(Stored data entries)
* BEGIN *
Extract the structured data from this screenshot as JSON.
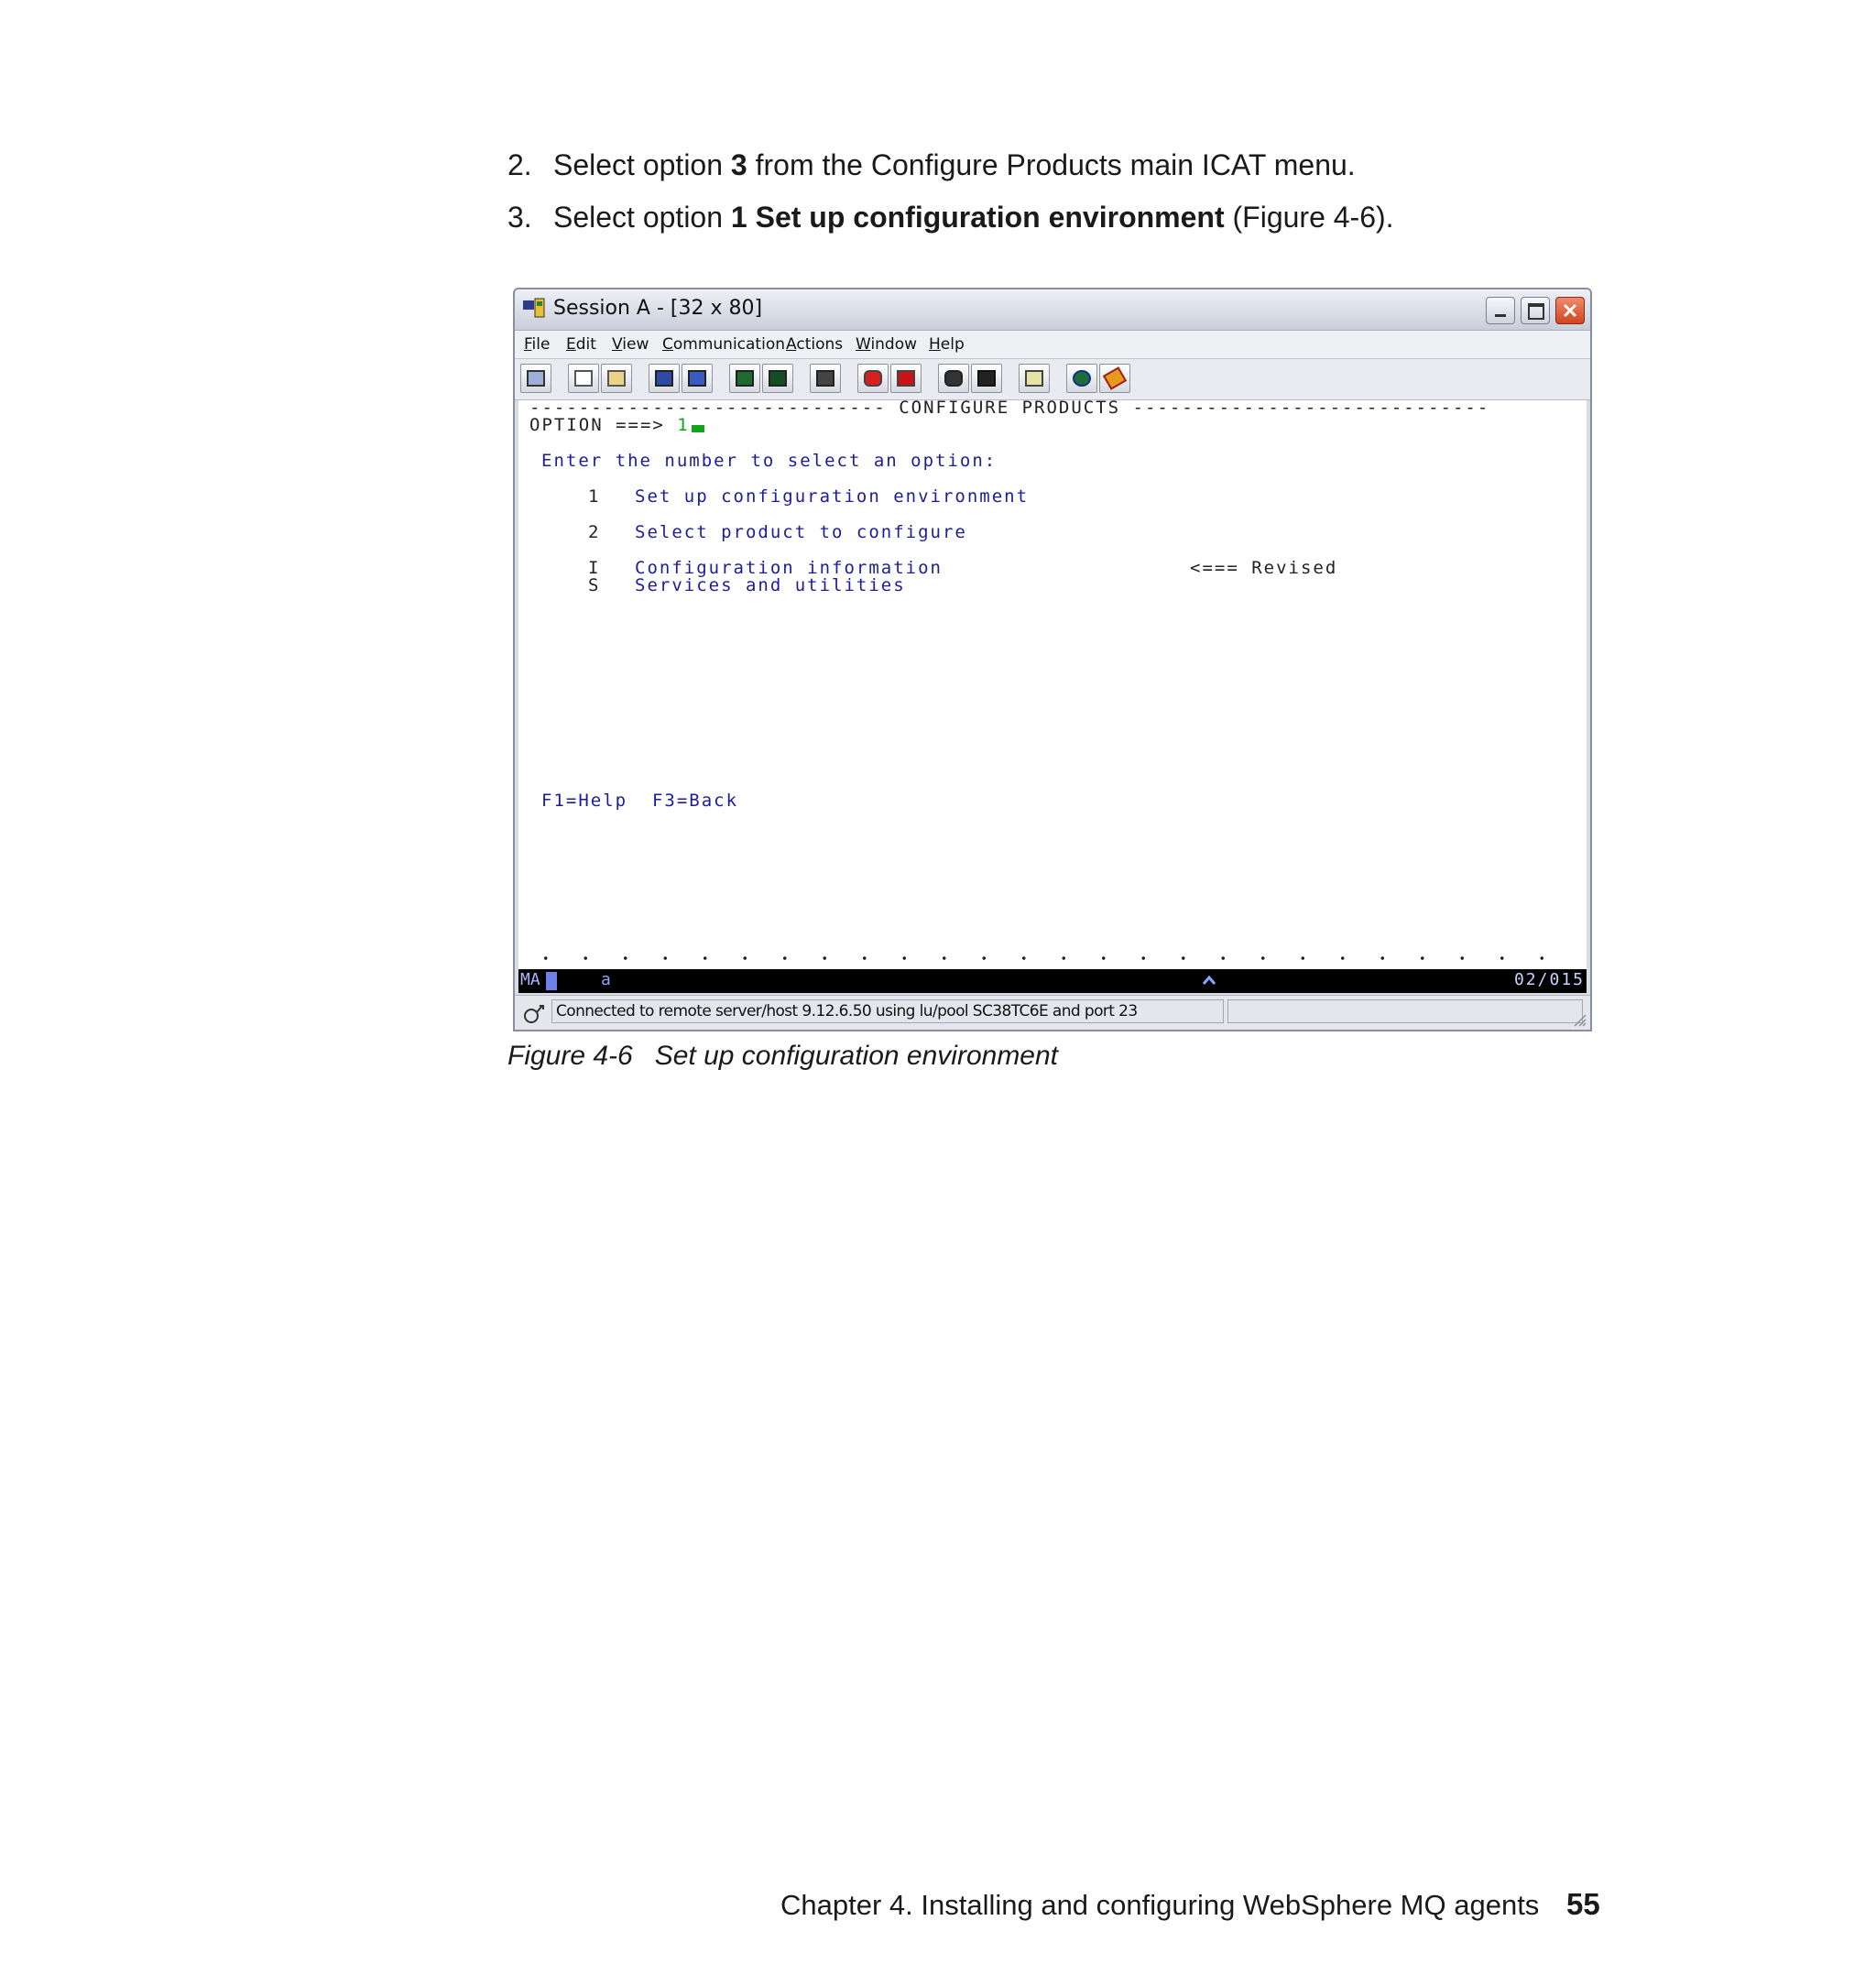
{
  "steps": [
    {
      "number": "2.",
      "text_before": "Select option ",
      "bold": "3",
      "text_after": " from the Configure Products main ICAT menu."
    },
    {
      "number": "3.",
      "text_before": "Select option ",
      "bold": "1 Set up configuration environment",
      "text_after": " (Figure 4-6)."
    }
  ],
  "window": {
    "title": "Session A - [32 x 80]",
    "menus": [
      "File",
      "Edit",
      "View",
      "Communication",
      "Actions",
      "Window",
      "Help"
    ]
  },
  "toolbar_icons": [
    "print-screen-icon",
    "copy-icon",
    "paste-icon",
    "send-file-icon",
    "receive-file-icon",
    "display-setup-icon",
    "color-map-icon",
    "keyboard-map-icon",
    "record-macro-icon",
    "stop-macro-icon",
    "play-macro-icon",
    "macro-setup-icon",
    "clipboard-icon",
    "globe-icon",
    "help-book-icon"
  ],
  "terminal": {
    "header_dashes_left": "-----------------------------",
    "header_title": "CONFIGURE PRODUCTS",
    "header_dashes_right": "-----------------------------",
    "option_label": "OPTION ===>",
    "option_value": "1",
    "prompt": "Enter the number to select an option:",
    "options": [
      {
        "key": "1",
        "label": "Set up configuration environment",
        "note": ""
      },
      {
        "key": "2",
        "label": "Select product to configure",
        "note": ""
      },
      {
        "key": "I",
        "label": "Configuration information",
        "note": "<=== Revised"
      },
      {
        "key": "S",
        "label": "Services and utilities",
        "note": ""
      }
    ],
    "function_keys": "F1=Help  F3=Back"
  },
  "oia": {
    "mode": "MA",
    "indicator": "a",
    "cursor_pos": "02/015"
  },
  "status": {
    "message": "Connected to remote server/host 9.12.6.50 using lu/pool SC38TC6E and port 23"
  },
  "caption": {
    "figure": "Figure 4-6",
    "title": "Set up configuration environment"
  },
  "footer": {
    "chapter": "Chapter 4. Installing and configuring WebSphere MQ agents",
    "page": "55"
  }
}
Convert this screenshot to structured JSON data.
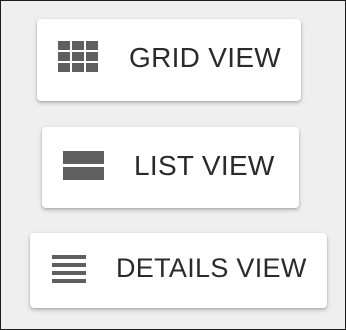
{
  "view_options": {
    "grid_label": "GRID VIEW",
    "list_label": "LIST VIEW",
    "details_label": "DETAILS VIEW"
  },
  "icons": {
    "grid": "grid-icon",
    "list": "list-icon",
    "details": "details-icon"
  },
  "colors": {
    "background": "#efefef",
    "button": "#ffffff",
    "text": "#2a2a2a",
    "icon": "#5f5f5f",
    "border": "#1c1c1c"
  }
}
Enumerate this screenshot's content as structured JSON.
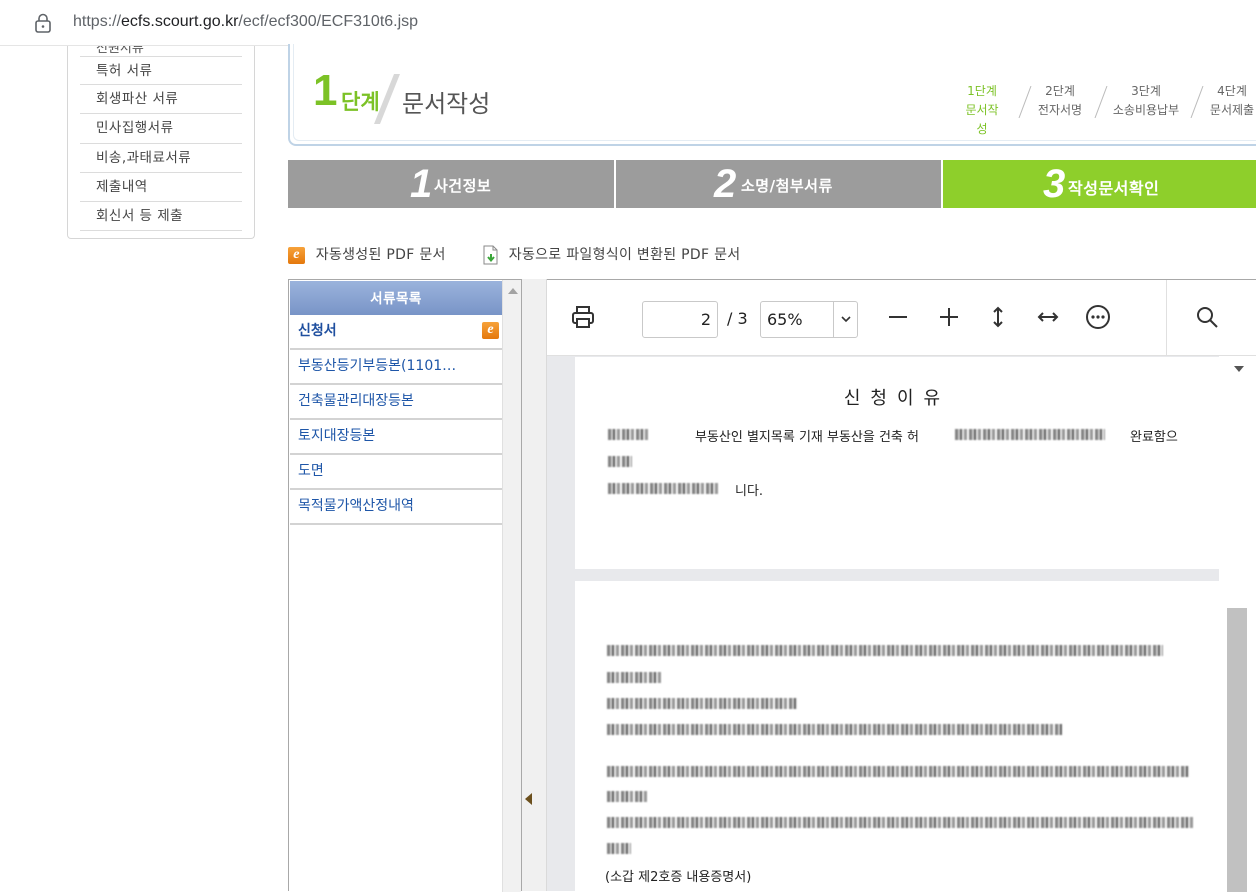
{
  "browser": {
    "url_prefix": "https://",
    "url_host": "ecfs.scourt.go.kr",
    "url_path": "/ecf/ecf300/ECF310t6.jsp"
  },
  "leftnav": {
    "cut_item": "전원서류",
    "items": [
      "특허 서류",
      "회생파산 서류",
      "민사집행서류",
      "비송,과태료서류",
      "제출내역",
      "회신서 등 제출"
    ]
  },
  "step": {
    "num": "1",
    "label": "단계",
    "title": "문서작성",
    "mini": [
      {
        "top": "1단계",
        "bottom": "문서작성"
      },
      {
        "top": "2단계",
        "bottom": "전자서명"
      },
      {
        "top": "3단계",
        "bottom": "소송비용납부"
      },
      {
        "top": "4단계",
        "bottom": "문서제출"
      }
    ]
  },
  "tabs": [
    {
      "num": "1",
      "label": "사건정보"
    },
    {
      "num": "2",
      "label": "소명/첨부서류"
    },
    {
      "num": "3",
      "label": "작성문서확인"
    }
  ],
  "legend": {
    "auto_pdf": "자동생성된 PDF 문서",
    "converted_pdf": "자동으로 파일형식이 변환된 PDF 문서"
  },
  "doclist": {
    "header": "서류목록",
    "items": [
      "신청서",
      "부동산등기부등본(1101…",
      "건축물관리대장등본",
      "토지대장등본",
      "도면",
      "목적물가액산정내역"
    ]
  },
  "viewer": {
    "page_current": "2",
    "page_total": "/ 3",
    "zoom": "65%",
    "page1_title": "신청이유",
    "page1_frag1": "부동산인 별지목록 기재 부동산을 건축 허",
    "page1_frag2": "완료함으",
    "page1_frag3": "니다.",
    "page2_footer": "(소갑 제2호증 내용증명서)"
  }
}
* END *
* [Your instructions]
Pictures are excluded; repeat every record exactly.

* [The result]
Extract the structured data from this screenshot as JSON.
{
  "steps": [
    {
      "number": "2.",
      "text_before": "Select option ",
      "bold": "3",
      "text_after": " from the Configure Products main ICAT menu."
    },
    {
      "number": "3.",
      "text_before": "Select option ",
      "bold": "1 Set up configuration environment",
      "text_after": " (Figure 4-6)."
    }
  ],
  "window": {
    "title": "Session A - [32 x 80]",
    "menus": [
      "File",
      "Edit",
      "View",
      "Communication",
      "Actions",
      "Window",
      "Help"
    ]
  },
  "toolbar_icons": [
    "print-screen-icon",
    "copy-icon",
    "paste-icon",
    "send-file-icon",
    "receive-file-icon",
    "display-setup-icon",
    "color-map-icon",
    "keyboard-map-icon",
    "record-macro-icon",
    "stop-macro-icon",
    "play-macro-icon",
    "macro-setup-icon",
    "clipboard-icon",
    "globe-icon",
    "help-book-icon"
  ],
  "terminal": {
    "header_dashes_left": "-----------------------------",
    "header_title": "CONFIGURE PRODUCTS",
    "header_dashes_right": "-----------------------------",
    "option_label": "OPTION ===>",
    "option_value": "1",
    "prompt": "Enter the number to select an option:",
    "options": [
      {
        "key": "1",
        "label": "Set up configuration environment",
        "note": ""
      },
      {
        "key": "2",
        "label": "Select product to configure",
        "note": ""
      },
      {
        "key": "I",
        "label": "Configuration information",
        "note": "<=== Revised"
      },
      {
        "key": "S",
        "label": "Services and utilities",
        "note": ""
      }
    ],
    "function_keys": "F1=Help  F3=Back"
  },
  "oia": {
    "mode": "MA",
    "indicator": "a",
    "cursor_pos": "02/015"
  },
  "status": {
    "message": "Connected to remote server/host 9.12.6.50 using lu/pool SC38TC6E and port 23"
  },
  "caption": {
    "figure": "Figure 4-6",
    "title": "Set up configuration environment"
  },
  "footer": {
    "chapter": "Chapter 4. Installing and configuring WebSphere MQ agents",
    "page": "55"
  }
}
Convert this screenshot to structured JSON data.
{
  "view_options": {
    "grid_label": "GRID VIEW",
    "list_label": "LIST VIEW",
    "details_label": "DETAILS VIEW"
  },
  "icons": {
    "grid": "grid-icon",
    "list": "list-icon",
    "details": "details-icon"
  },
  "colors": {
    "background": "#efefef",
    "button": "#ffffff",
    "text": "#2a2a2a",
    "icon": "#5f5f5f",
    "border": "#1c1c1c"
  }
}
Enumerate this screenshot's content as structured JSON.
{
  "browser": {
    "url_prefix": "https://",
    "url_host": "ecfs.scourt.go.kr",
    "url_path": "/ecf/ecf300/ECF310t6.jsp"
  },
  "leftnav": {
    "cut_item": "전원서류",
    "items": [
      "특허 서류",
      "회생파산 서류",
      "민사집행서류",
      "비송,과태료서류",
      "제출내역",
      "회신서 등 제출"
    ]
  },
  "step": {
    "num": "1",
    "label": "단계",
    "title": "문서작성",
    "mini": [
      {
        "top": "1단계",
        "bottom": "문서작성"
      },
      {
        "top": "2단계",
        "bottom": "전자서명"
      },
      {
        "top": "3단계",
        "bottom": "소송비용납부"
      },
      {
        "top": "4단계",
        "bottom": "문서제출"
      }
    ]
  },
  "tabs": [
    {
      "num": "1",
      "label": "사건정보"
    },
    {
      "num": "2",
      "label": "소명/첨부서류"
    },
    {
      "num": "3",
      "label": "작성문서확인"
    }
  ],
  "legend": {
    "auto_pdf": "자동생성된 PDF 문서",
    "converted_pdf": "자동으로 파일형식이 변환된 PDF 문서"
  },
  "doclist": {
    "header": "서류목록",
    "items": [
      "신청서",
      "부동산등기부등본(1101…",
      "건축물관리대장등본",
      "토지대장등본",
      "도면",
      "목적물가액산정내역"
    ]
  },
  "viewer": {
    "page_current": "2",
    "page_total": "/ 3",
    "zoom": "65%",
    "page1_title": "신청이유",
    "page1_frag1": "부동산인 별지목록 기재 부동산을 건축 허",
    "page1_frag2": "완료함으",
    "page1_frag3": "니다.",
    "page2_footer": "(소갑 제2호증 내용증명서)"
  }
}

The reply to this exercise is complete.